### Requirements
In the entries below, find every line holding the string "this" and collect it.

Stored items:
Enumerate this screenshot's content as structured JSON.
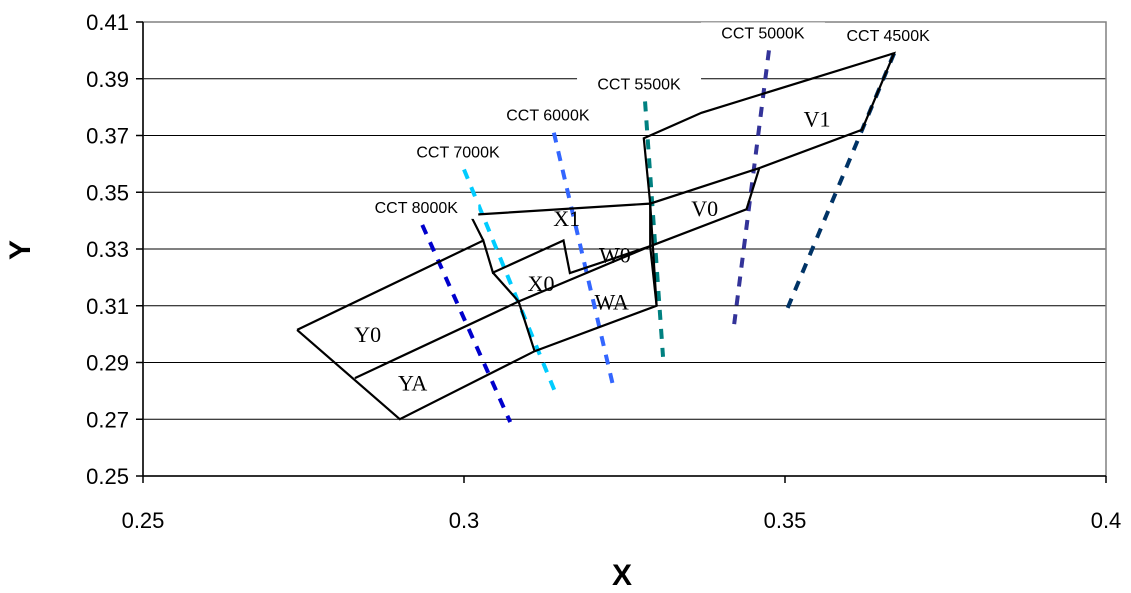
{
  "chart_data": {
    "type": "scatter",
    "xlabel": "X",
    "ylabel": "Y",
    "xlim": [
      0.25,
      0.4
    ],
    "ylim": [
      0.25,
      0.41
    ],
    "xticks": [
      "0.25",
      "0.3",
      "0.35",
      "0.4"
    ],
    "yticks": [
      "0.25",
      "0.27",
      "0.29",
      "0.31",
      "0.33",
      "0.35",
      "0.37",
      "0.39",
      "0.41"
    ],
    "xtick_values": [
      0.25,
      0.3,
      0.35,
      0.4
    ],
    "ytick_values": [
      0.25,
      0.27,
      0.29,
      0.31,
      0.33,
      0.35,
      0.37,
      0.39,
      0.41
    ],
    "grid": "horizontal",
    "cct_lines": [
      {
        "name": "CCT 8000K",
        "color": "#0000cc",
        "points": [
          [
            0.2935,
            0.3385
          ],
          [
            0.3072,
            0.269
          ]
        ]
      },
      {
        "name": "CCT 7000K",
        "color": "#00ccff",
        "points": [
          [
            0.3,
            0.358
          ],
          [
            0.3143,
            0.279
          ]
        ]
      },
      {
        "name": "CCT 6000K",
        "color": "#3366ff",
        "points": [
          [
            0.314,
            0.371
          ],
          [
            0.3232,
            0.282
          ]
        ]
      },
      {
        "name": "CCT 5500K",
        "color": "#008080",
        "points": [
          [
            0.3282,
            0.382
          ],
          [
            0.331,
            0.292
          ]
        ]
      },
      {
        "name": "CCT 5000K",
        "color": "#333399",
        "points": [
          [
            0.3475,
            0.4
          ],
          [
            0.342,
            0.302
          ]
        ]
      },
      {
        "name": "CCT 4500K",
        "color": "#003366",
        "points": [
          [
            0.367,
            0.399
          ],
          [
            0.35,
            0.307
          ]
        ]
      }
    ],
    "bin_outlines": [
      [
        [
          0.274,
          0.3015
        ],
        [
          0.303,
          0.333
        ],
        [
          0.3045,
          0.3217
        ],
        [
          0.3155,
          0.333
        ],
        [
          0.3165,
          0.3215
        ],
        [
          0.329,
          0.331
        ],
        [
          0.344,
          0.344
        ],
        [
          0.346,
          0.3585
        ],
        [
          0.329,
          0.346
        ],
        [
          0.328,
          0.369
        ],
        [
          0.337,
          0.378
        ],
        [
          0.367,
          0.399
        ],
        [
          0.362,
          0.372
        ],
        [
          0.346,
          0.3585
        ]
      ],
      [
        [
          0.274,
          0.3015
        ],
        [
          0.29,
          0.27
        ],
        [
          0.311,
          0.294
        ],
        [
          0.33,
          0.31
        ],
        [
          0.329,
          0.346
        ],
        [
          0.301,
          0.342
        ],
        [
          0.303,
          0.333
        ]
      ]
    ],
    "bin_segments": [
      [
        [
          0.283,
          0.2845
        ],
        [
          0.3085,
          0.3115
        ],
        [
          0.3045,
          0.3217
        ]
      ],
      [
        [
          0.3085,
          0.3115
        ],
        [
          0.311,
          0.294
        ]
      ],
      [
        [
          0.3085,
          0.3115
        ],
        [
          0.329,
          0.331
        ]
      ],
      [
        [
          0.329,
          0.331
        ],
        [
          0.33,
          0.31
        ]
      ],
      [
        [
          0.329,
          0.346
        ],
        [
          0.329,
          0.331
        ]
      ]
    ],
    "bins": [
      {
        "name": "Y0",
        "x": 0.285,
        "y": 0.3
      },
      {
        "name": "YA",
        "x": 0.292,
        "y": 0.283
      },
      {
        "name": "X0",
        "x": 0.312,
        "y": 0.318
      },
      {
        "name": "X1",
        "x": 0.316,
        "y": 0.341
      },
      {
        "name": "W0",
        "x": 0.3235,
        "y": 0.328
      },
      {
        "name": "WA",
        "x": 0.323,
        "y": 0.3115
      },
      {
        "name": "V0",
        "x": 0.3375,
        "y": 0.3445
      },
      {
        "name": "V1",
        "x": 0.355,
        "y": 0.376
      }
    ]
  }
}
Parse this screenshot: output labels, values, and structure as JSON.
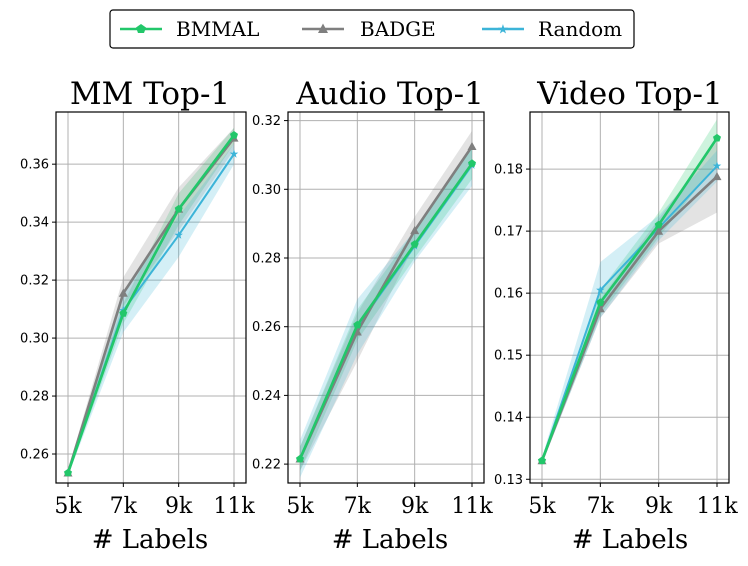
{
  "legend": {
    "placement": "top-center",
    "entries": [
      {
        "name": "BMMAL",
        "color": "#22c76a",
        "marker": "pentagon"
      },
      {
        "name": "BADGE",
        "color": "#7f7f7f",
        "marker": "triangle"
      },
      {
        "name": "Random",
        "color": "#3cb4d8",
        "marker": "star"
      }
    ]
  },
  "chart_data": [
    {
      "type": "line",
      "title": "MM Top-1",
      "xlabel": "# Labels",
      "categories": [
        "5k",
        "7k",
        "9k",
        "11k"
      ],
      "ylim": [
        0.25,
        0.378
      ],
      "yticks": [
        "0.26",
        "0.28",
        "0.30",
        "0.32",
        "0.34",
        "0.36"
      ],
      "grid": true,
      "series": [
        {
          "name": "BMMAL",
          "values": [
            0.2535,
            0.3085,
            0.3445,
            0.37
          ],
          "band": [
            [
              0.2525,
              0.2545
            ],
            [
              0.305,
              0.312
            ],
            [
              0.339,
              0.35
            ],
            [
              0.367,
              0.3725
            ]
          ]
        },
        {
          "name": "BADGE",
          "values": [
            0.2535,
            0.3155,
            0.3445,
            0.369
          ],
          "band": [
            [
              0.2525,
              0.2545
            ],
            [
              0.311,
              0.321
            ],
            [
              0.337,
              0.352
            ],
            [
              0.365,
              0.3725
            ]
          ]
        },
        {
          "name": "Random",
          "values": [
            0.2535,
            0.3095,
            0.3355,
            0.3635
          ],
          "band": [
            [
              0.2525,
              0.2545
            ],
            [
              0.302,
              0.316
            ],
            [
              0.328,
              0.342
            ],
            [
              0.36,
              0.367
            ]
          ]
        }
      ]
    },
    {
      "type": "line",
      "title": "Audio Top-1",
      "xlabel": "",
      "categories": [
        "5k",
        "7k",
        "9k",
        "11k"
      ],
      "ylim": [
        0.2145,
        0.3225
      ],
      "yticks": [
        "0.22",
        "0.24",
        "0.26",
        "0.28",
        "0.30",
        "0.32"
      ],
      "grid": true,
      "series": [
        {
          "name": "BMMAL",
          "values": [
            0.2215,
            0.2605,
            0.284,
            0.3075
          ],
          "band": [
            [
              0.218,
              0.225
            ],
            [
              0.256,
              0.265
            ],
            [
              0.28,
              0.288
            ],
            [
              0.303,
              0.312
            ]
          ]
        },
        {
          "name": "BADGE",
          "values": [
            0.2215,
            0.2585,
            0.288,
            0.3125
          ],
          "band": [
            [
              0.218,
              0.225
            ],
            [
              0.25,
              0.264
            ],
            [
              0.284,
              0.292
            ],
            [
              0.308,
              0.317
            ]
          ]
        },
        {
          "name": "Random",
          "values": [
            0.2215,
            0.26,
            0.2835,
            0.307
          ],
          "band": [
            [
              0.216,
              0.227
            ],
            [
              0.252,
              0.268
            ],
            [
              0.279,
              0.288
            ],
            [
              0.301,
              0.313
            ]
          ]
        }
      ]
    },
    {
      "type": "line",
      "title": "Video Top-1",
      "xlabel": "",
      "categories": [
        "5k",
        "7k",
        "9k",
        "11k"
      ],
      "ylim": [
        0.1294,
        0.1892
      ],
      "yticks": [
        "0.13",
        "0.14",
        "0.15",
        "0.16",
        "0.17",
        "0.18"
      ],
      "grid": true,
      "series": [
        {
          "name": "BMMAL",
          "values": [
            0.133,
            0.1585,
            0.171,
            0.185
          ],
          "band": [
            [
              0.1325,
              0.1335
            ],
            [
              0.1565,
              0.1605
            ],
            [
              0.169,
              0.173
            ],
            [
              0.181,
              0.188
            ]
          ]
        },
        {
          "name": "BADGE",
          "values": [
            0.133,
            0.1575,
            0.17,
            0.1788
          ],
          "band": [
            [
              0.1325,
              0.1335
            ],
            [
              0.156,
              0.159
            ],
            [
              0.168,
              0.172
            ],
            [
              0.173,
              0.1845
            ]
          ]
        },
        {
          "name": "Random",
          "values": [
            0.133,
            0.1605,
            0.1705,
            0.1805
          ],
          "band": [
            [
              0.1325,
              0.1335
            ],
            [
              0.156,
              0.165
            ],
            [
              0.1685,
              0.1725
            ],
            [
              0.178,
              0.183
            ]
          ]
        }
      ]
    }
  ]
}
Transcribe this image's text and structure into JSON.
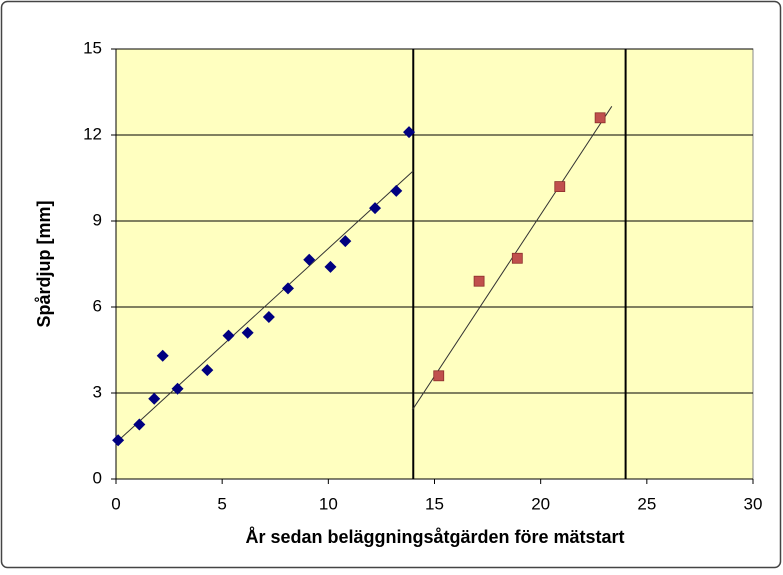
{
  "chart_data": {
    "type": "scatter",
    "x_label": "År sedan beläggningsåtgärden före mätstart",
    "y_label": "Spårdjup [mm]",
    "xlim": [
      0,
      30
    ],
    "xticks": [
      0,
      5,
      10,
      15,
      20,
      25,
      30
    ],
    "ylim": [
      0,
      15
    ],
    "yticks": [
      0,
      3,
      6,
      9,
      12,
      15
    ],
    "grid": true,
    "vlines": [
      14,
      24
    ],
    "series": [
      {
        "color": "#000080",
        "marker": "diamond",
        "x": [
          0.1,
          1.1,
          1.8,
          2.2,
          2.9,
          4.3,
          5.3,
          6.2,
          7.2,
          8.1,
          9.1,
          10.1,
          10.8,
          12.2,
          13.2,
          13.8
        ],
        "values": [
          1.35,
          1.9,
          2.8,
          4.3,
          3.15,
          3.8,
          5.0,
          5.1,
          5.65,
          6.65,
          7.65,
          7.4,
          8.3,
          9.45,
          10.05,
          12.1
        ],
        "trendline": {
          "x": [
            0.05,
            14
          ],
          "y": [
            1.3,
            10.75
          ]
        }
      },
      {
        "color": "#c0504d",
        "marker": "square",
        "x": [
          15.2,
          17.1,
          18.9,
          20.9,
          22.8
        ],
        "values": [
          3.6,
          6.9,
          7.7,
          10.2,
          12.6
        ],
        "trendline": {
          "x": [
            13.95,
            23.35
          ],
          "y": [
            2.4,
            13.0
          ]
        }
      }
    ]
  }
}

### Task answer
Enumerate this screenshot's content as structured JSON.
Parse this screenshot: output labels, values, and structure as JSON.
Transcribe this image's text and structure into JSON.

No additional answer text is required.